CHALLENGE 1: Update the rows starting at the line that contains "calendar-icon: [158, 330, 170, 342]" and ending at the line that contains "trash-icon: [1567, 649, 1579, 661]" by replacing "pencil-icon" with "pen-icon", leaving everything else unchanged, and return only those lines.

Quantifying how distorted population maps are
Choropleth maps that color-code geographies according to population statistics are distorted. Lots of space on the map to goes to rural settled areas (or totally unsettled areas!) and relatively little space is given to densely populated cities. As a result, we're seeing a distorted picture of the people the map is intending to represent.
That's nothing new. But I've quantified just how distorted these maps are.
I rasterized each of the the 71,954 Census tracts and (in a separate analysis each of the 3,108 counties) in the contiguous United States with at least one resident and counted how many pixels each tract/county takes up in the final image. (Each tract/county takes up at least one pixel. When multiple tracts/counties are drawn on the same pixel, I apportioned the pixel equally to each of those tracks/counties. I rasterized to what would be an 800x500 pixel image of the contiguous United States.) Then I cross-referenced those pixels to the 2010-2014 American Community Survey 5-Year Estimates demographic data for the tracts/counties in those pixels.

[Collected data]
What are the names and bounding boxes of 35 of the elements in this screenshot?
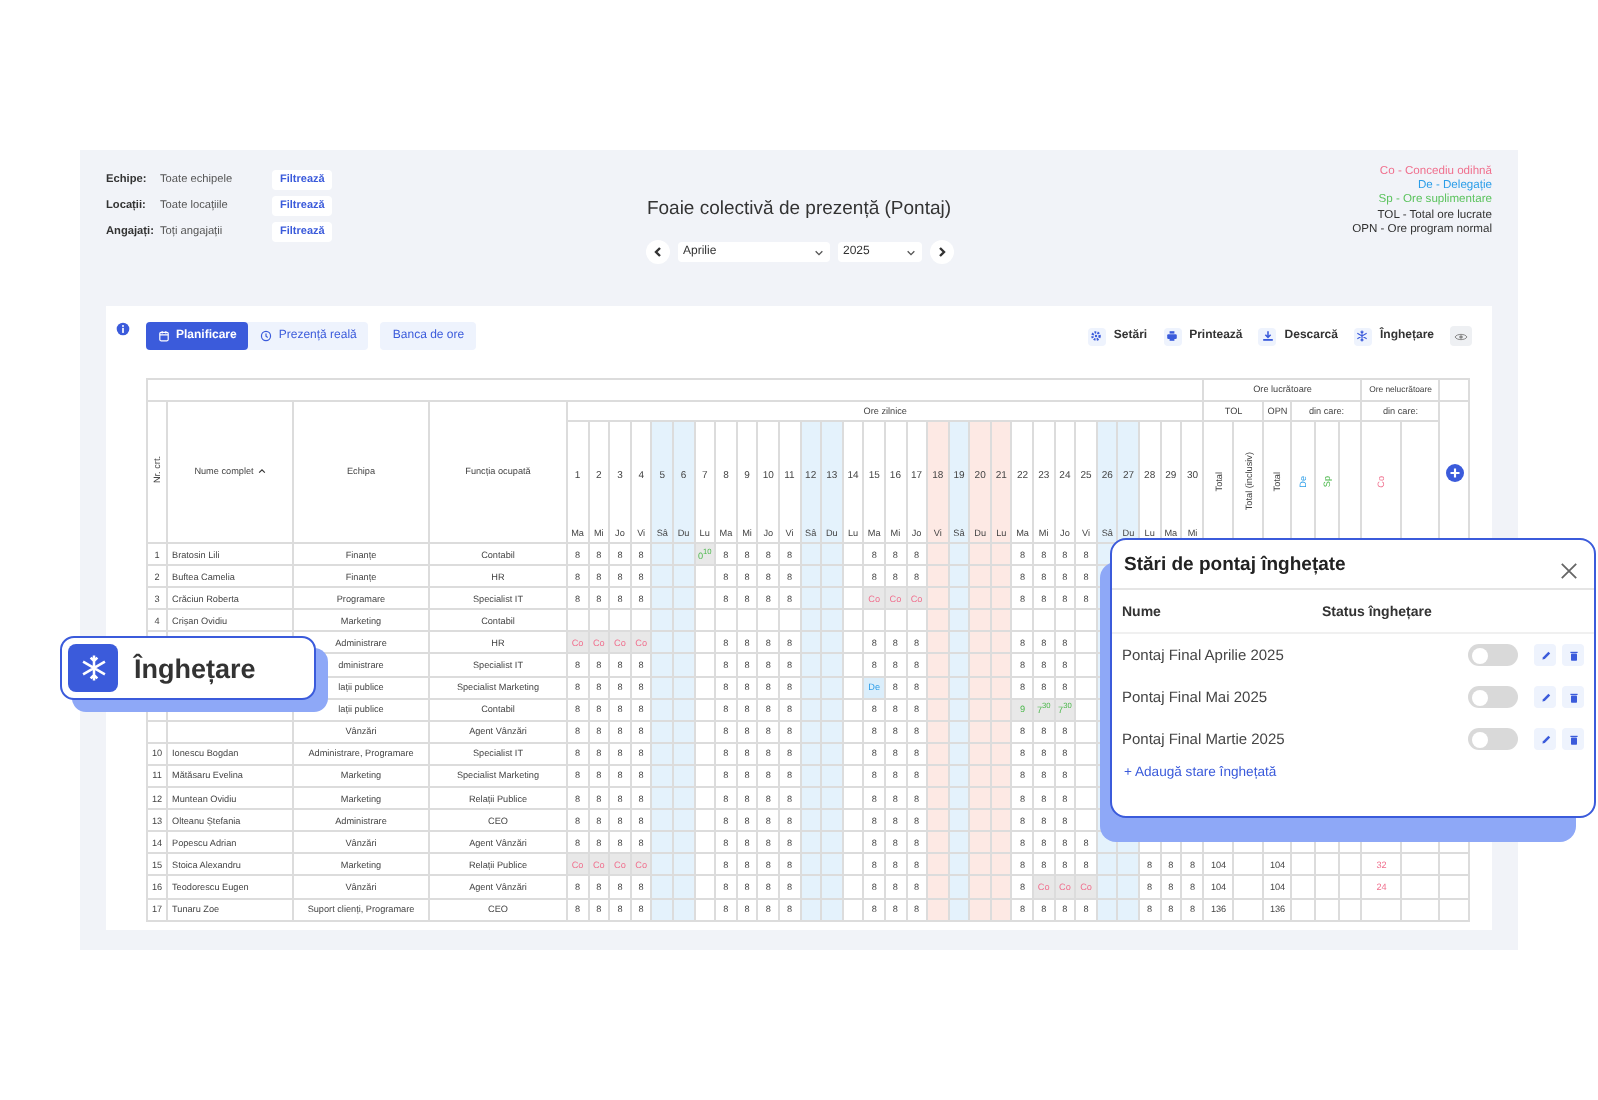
calendar-icon: [158, 330, 170, 342]
freeze-toggle[interactable]: [1468, 686, 1518, 708]
visibility-button[interactable]: [1450, 326, 1472, 346]
info-icon[interactable]: [116, 322, 130, 336]
pencil-icon: [1539, 691, 1551, 703]
snowflake-icon: [1356, 330, 1369, 342]
previous-button[interactable]: [645, 240, 669, 264]
pencil-icon: [1539, 733, 1551, 745]
add-column-button[interactable]: [1445, 458, 1464, 477]
delete-button[interactable]: [1562, 686, 1584, 708]
settings-icon: [1090, 330, 1103, 342]
dialog-title: Stări de pontaj înghețate: [1124, 554, 1346, 576]
caret-icon: [813, 247, 823, 257]
printer-icon: [1166, 330, 1179, 342]
chevron-right-icon: [935, 246, 947, 258]
trash-icon: [1567, 649, 1579, 661]
next-button[interactable]: [929, 240, 953, 264]
chevron-left-icon: [651, 246, 663, 258]
clock-icon: [260, 330, 273, 342]
snowflake-icon: [79, 654, 107, 682]
download-icon: [1261, 330, 1274, 342]
edit-button[interactable]: [1534, 644, 1556, 666]
delete-button[interactable]: [1562, 644, 1584, 666]
sort-icon: [257, 468, 266, 475]
trash-icon: [1567, 691, 1579, 703]
edit-button[interactable]: [1534, 686, 1556, 708]
caret-icon: [905, 247, 915, 257]
badge-label: Înghețare: [134, 653, 256, 683]
freeze-toggle[interactable]: [1468, 728, 1518, 750]
pencil-icon: [1539, 649, 1551, 661]
freeze-toggle[interactable]: [1468, 644, 1518, 666]
edit-button[interactable]: [1534, 728, 1556, 750]
trash-icon: [1567, 733, 1579, 745]
delete-button[interactable]: [1562, 728, 1584, 750]
page-title: Foaie colectivă de prezență (Pontaj): [646, 198, 952, 220]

CHALLENGE 2: In the text on distorted population maps, what pixel size would the image of the contiguous United States have been after rasterizing?

RIGHT ANSWER 1:
calendar-icon: [158, 330, 170, 342]
freeze-toggle[interactable]: [1468, 686, 1518, 708]
visibility-button[interactable]: [1450, 326, 1472, 346]
info-icon[interactable]: [116, 322, 130, 336]
pen-icon: [1539, 691, 1551, 703]
snowflake-icon: [1356, 330, 1369, 342]
previous-button[interactable]: [645, 240, 669, 264]
pen-icon: [1539, 733, 1551, 745]
add-column-button[interactable]: [1445, 458, 1464, 477]
delete-button[interactable]: [1562, 686, 1584, 708]
settings-icon: [1090, 330, 1103, 342]
dialog-title: Stări de pontaj înghețate: [1124, 554, 1346, 576]
caret-icon: [813, 247, 823, 257]
printer-icon: [1166, 330, 1179, 342]
chevron-right-icon: [935, 246, 947, 258]
trash-icon: [1567, 649, 1579, 661]

RIGHT ANSWER 2: 800x500 pixels